12. Starting with LUCA it would be good to show a evolutionary map perhaps in color for the four different pathways outlined at the beginning and then show how oxygen led to the expansion of specialized glycosylases in BER.

Answer 12. We thank the Reviewer for this interesting suggestion. However, while the geological timeline of Earth oxygenation is well established, no studies so far addressed the chronology of appearance of DNA glycosylase superfamilies and splits between their subgroups. Again, such undertaking would be a theme for a research project rather than a review. So it is difficult to implement the proposed scheme here.

13. One startling omission is the odd finding that C elegans has lost any capacity to deal with 8-oxoG, losing both OGG1 and MUTYH, as well as SMUG1? If oxygen was such a disruptive force in driving evolution why would nematodes lose these critical proteins? Or did other glycosylases expand their substrate repertoire, as was suggested in this paper by Sugiyam and colleagues: August 2009DNA Repair 8(7):844-51.
14. Perhaps two types of scientific inquires need to combine to truly understand the evolution of DNA repair enzymes – both sequence conservation, but also structural conservation and expansion as in the possible case for C elegans NTH?

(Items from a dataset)
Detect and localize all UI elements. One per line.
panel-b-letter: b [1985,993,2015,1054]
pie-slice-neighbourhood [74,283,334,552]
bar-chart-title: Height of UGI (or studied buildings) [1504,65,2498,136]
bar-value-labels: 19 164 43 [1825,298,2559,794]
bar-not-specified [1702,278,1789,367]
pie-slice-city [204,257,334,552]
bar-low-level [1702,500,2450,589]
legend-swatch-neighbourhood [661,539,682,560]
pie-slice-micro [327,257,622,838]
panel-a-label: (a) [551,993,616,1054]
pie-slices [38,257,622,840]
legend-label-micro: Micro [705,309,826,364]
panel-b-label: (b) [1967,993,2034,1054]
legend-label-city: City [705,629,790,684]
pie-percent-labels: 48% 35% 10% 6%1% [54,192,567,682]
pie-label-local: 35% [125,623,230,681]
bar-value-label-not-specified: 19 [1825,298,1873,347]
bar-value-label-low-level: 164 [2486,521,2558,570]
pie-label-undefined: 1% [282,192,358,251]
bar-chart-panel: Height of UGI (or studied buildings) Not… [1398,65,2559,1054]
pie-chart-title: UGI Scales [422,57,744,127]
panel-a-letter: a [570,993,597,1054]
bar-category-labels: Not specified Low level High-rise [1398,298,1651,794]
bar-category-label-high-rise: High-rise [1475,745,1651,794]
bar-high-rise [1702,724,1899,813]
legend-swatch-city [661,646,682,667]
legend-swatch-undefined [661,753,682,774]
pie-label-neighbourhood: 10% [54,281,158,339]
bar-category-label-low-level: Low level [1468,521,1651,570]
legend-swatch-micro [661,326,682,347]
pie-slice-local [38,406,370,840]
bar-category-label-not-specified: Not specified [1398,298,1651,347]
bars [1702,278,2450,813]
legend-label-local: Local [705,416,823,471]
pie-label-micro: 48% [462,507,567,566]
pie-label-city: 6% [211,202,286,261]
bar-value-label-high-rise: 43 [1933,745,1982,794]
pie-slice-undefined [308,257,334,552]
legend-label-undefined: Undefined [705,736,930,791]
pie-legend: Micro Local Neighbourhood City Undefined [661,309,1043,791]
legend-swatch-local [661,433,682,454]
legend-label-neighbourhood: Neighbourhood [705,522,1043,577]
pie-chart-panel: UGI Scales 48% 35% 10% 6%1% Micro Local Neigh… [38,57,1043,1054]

COMPLETE THE FOLLOWING
1 – Summarize the reviewer exchange in two sentences.
2 – Copy the reviewer exchange, beginning at the words "Answer 12. We" and stopping after "2009DNA Repair 8(7):844-51.", substituting "roundworms" for "nematodes".
The entries are separate material and have no connection to the text.

ANSWERS
1 – A reviewer suggests a color evolutionary map starting with LUCA that shows how oxygen led to the expansion of specialized glycosylases in BER. The authors reply that no studies have yet addressed the chronology of DNA glycosylase superfamilies, so the scheme is hard to implement in a review, while the reviewer also asks why C elegans would have lost OGG1 and MUTYH if oxygen drove evolution.

2 –
Answer 12. We thank the Reviewer for this interesting suggestion. However, while the geological timeline of Earth oxygenation is well established, no studies so far addressed the chronology of appearance of DNA glycosylase superfamilies and splits between their subgroups. Again, such undertaking would be a theme for a research project rather than a review. So it is difficult to implement the proposed scheme here.

13. One startling omission is the odd finding that C elegans has lost any capacity to deal with 8-oxoG, losing both OGG1 and MUTYH, as well as SMUG1? If oxygen was such a disruptive force in driving evolution why would roundworms lose these critical proteins? Or did other glycosylases expand their substrate repertoire, as was suggested in this paper by Sugiyam and colleagues: August 2009DNA Repair 8(7):844-51.